## WORK INSTRUCTIONS:
Please copy the records below word for word.

____ INPUT DATA

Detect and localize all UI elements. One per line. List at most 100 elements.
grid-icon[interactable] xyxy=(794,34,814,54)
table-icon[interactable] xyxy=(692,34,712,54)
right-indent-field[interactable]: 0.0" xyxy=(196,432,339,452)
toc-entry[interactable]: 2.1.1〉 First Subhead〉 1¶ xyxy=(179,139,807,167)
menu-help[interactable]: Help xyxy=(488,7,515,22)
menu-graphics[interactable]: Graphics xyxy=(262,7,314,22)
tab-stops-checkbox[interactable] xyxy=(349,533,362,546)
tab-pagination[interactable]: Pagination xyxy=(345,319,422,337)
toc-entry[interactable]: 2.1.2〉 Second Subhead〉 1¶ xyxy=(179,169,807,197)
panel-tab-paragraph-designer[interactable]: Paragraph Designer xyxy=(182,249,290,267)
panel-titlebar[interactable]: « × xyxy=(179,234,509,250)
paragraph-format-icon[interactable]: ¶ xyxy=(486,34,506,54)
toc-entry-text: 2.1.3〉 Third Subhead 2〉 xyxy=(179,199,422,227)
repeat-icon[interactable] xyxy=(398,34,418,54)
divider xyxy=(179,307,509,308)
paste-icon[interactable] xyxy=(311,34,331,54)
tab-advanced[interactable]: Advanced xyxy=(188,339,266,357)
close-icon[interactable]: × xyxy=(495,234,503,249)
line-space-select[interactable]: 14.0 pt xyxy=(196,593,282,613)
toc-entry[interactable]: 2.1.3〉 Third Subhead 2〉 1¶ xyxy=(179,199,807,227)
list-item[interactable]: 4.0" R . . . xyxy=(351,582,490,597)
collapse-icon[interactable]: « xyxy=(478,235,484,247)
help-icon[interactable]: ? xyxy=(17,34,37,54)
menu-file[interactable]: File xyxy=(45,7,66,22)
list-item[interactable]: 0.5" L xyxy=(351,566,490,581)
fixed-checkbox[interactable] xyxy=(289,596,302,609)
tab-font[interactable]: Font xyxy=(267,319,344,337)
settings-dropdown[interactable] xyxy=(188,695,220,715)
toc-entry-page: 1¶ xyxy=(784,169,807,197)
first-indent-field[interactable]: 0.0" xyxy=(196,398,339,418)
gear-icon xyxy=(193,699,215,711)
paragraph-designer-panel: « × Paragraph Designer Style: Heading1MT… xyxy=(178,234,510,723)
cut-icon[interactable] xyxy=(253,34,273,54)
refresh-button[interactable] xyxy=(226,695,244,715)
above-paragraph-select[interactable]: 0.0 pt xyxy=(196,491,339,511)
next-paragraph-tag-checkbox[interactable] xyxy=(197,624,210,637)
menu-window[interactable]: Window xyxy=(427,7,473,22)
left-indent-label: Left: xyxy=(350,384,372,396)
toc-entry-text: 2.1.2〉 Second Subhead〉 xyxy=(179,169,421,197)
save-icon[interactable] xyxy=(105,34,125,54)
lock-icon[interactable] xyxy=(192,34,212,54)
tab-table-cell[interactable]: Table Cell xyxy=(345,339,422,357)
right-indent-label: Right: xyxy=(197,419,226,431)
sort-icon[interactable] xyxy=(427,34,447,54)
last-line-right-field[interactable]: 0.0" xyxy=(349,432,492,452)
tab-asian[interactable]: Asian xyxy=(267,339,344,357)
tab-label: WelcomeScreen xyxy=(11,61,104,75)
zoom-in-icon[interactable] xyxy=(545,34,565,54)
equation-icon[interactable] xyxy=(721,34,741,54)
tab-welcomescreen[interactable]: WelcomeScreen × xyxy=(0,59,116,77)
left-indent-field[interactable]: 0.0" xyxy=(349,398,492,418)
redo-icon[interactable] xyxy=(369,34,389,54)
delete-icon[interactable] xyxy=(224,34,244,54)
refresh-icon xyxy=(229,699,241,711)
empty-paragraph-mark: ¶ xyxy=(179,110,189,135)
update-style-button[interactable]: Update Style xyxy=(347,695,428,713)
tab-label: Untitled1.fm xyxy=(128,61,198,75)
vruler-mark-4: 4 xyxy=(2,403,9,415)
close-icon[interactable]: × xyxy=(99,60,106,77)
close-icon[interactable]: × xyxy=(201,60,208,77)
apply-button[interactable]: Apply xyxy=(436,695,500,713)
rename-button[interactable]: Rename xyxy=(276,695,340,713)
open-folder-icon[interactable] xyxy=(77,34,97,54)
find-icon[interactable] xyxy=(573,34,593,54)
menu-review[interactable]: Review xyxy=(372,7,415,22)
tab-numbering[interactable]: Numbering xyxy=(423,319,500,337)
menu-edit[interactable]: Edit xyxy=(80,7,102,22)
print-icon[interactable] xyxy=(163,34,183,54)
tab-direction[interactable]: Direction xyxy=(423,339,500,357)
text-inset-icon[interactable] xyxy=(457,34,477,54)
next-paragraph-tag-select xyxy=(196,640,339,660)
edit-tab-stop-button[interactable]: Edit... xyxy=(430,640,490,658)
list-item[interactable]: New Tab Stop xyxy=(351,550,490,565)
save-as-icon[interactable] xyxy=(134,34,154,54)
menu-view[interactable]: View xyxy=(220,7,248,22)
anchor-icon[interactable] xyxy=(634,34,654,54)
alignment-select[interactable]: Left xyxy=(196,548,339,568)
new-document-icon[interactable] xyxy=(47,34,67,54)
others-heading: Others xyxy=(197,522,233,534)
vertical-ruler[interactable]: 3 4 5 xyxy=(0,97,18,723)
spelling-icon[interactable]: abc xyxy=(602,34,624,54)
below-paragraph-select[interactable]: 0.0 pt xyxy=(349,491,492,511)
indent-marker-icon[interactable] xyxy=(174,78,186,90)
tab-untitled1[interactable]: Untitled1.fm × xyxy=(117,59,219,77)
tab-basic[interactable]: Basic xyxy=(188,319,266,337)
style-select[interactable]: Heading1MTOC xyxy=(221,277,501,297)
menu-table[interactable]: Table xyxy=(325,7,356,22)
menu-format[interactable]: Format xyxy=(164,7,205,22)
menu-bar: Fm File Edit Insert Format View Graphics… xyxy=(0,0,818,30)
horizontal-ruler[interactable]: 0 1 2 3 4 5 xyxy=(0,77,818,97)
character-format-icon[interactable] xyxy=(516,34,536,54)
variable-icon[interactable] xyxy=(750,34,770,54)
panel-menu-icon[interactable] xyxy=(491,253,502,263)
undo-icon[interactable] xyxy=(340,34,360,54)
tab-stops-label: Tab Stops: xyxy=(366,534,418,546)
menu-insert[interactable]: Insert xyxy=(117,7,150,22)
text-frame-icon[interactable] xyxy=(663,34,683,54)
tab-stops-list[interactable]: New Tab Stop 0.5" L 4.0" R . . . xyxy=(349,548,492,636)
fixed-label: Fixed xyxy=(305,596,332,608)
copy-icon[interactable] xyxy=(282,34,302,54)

________

## TASK RESPONSE:
Detect and localize all UI elements. One per line. List at most 100 elements.
grid-icon[interactable] xyxy=(794,34,814,54)
table-icon[interactable] xyxy=(692,34,712,54)
right-indent-field[interactable]: 0.0" xyxy=(196,432,339,452)
toc-entry[interactable]: 2.1.1〉 First Subhead〉 1¶ xyxy=(179,139,807,167)
menu-help[interactable]: Help xyxy=(488,7,515,22)
menu-graphics[interactable]: Graphics xyxy=(262,7,314,22)
tab-stops-checkbox[interactable] xyxy=(349,533,362,546)
tab-pagination[interactable]: Pagination xyxy=(345,319,422,337)
toc-entry[interactable]: 2.1.2〉 Second Subhead〉 1¶ xyxy=(179,169,807,197)
panel-tab-paragraph-designer[interactable]: Paragraph Designer xyxy=(182,249,290,267)
panel-titlebar[interactable]: « × xyxy=(179,234,509,250)
paragraph-format-icon[interactable]: ¶ xyxy=(486,34,506,54)
toc-entry-text: 2.1.3〉 Third Subhead 2〉 xyxy=(179,199,422,227)
repeat-icon[interactable] xyxy=(398,34,418,54)
divider xyxy=(179,307,509,308)
paste-icon[interactable] xyxy=(311,34,331,54)
tab-advanced[interactable]: Advanced xyxy=(188,339,266,357)
close-icon[interactable]: × xyxy=(495,234,503,249)
line-space-select[interactable]: 14.0 pt xyxy=(196,593,282,613)
toc-entry[interactable]: 2.1.3〉 Third Subhead 2〉 1¶ xyxy=(179,199,807,227)
list-item[interactable]: 4.0" R . . . xyxy=(351,582,490,597)
collapse-icon[interactable]: « xyxy=(478,235,484,247)
help-icon[interactable]: ? xyxy=(17,34,37,54)
menu-file[interactable]: File xyxy=(45,7,66,22)
list-item[interactable]: 0.5" L xyxy=(351,566,490,581)
fixed-checkbox[interactable] xyxy=(289,596,302,609)
tab-font[interactable]: Font xyxy=(267,319,344,337)
settings-dropdown[interactable] xyxy=(188,695,220,715)
toc-entry-page: 1¶ xyxy=(784,169,807,197)
first-indent-field[interactable]: 0.0" xyxy=(196,398,339,418)
gear-icon xyxy=(193,699,215,711)
paragraph-designer-panel: « × Paragraph Designer Style: Heading1MT… xyxy=(178,234,510,723)
cut-icon[interactable] xyxy=(253,34,273,54)
refresh-button[interactable] xyxy=(226,695,244,715)
above-paragraph-select[interactable]: 0.0 pt xyxy=(196,491,339,511)
next-paragraph-tag-checkbox[interactable] xyxy=(197,624,210,637)
menu-window[interactable]: Window xyxy=(427,7,473,22)
left-indent-label: Left: xyxy=(350,384,372,396)
toc-entry-text: 2.1.2〉 Second Subhead〉 xyxy=(179,169,421,197)
save-icon[interactable] xyxy=(105,34,125,54)
lock-icon[interactable] xyxy=(192,34,212,54)
tab-table-cell[interactable]: Table Cell xyxy=(345,339,422,357)
right-indent-label: Right: xyxy=(197,419,226,431)
sort-icon[interactable] xyxy=(427,34,447,54)
last-line-right-field[interactable]: 0.0" xyxy=(349,432,492,452)
tab-asian[interactable]: Asian xyxy=(267,339,344,357)
tab-label: WelcomeScreen xyxy=(11,61,104,75)
zoom-in-icon[interactable] xyxy=(545,34,565,54)
equation-icon[interactable] xyxy=(721,34,741,54)
tab-welcomescreen[interactable]: WelcomeScreen × xyxy=(0,59,116,77)
left-indent-field[interactable]: 0.0" xyxy=(349,398,492,418)
redo-icon[interactable] xyxy=(369,34,389,54)
delete-icon[interactable] xyxy=(224,34,244,54)
refresh-icon xyxy=(229,699,241,711)
empty-paragraph-mark: ¶ xyxy=(179,110,189,135)
update-style-button[interactable]: Update Style xyxy=(347,695,428,713)
tab-label: Untitled1.fm xyxy=(128,61,198,75)
vruler-mark-4: 4 xyxy=(2,403,9,415)
close-icon[interactable]: × xyxy=(99,60,106,77)
close-icon[interactable]: × xyxy=(201,60,208,77)
apply-button[interactable]: Apply xyxy=(436,695,500,713)
rename-button[interactable]: Rename xyxy=(276,695,340,713)
open-folder-icon[interactable] xyxy=(77,34,97,54)
find-icon[interactable] xyxy=(573,34,593,54)
menu-review[interactable]: Review xyxy=(372,7,415,22)
tab-numbering[interactable]: Numbering xyxy=(423,319,500,337)
menu-edit[interactable]: Edit xyxy=(80,7,102,22)
print-icon[interactable] xyxy=(163,34,183,54)
tab-direction[interactable]: Direction xyxy=(423,339,500,357)
text-inset-icon[interactable] xyxy=(457,34,477,54)
next-paragraph-tag-select xyxy=(196,640,339,660)
edit-tab-stop-button[interactable]: Edit... xyxy=(430,640,490,658)
list-item[interactable]: New Tab Stop xyxy=(351,550,490,565)
save-as-icon[interactable] xyxy=(134,34,154,54)
menu-view[interactable]: View xyxy=(220,7,248,22)
anchor-icon[interactable] xyxy=(634,34,654,54)
alignment-select[interactable]: Left xyxy=(196,548,339,568)
new-document-icon[interactable] xyxy=(47,34,67,54)
others-heading: Others xyxy=(197,522,233,534)
vertical-ruler[interactable]: 3 4 5 xyxy=(0,97,18,723)
spelling-icon[interactable]: abc xyxy=(602,34,624,54)
below-paragraph-select[interactable]: 0.0 pt xyxy=(349,491,492,511)
indent-marker-icon[interactable] xyxy=(174,78,186,90)
tab-untitled1[interactable]: Untitled1.fm × xyxy=(117,59,219,77)
tab-basic[interactable]: Basic xyxy=(188,319,266,337)
style-select[interactable]: Heading1MTOC xyxy=(221,277,501,297)
menu-table[interactable]: Table xyxy=(325,7,356,22)
menu-format[interactable]: Format xyxy=(164,7,205,22)
menu-bar: Fm File Edit Insert Format View Graphics… xyxy=(0,0,818,30)
horizontal-ruler[interactable]: 0 1 2 3 4 5 xyxy=(0,77,818,97)
character-format-icon[interactable] xyxy=(516,34,536,54)
variable-icon[interactable] xyxy=(750,34,770,54)
panel-menu-icon[interactable] xyxy=(491,253,502,263)
undo-icon[interactable] xyxy=(340,34,360,54)
tab-stops-label: Tab Stops: xyxy=(366,534,418,546)
menu-insert[interactable]: Insert xyxy=(117,7,150,22)
text-frame-icon[interactable] xyxy=(663,34,683,54)
tab-stops-list[interactable]: New Tab Stop 0.5" L 4.0" R . . . xyxy=(349,548,492,636)
fixed-label: Fixed xyxy=(305,596,332,608)
copy-icon[interactable] xyxy=(282,34,302,54)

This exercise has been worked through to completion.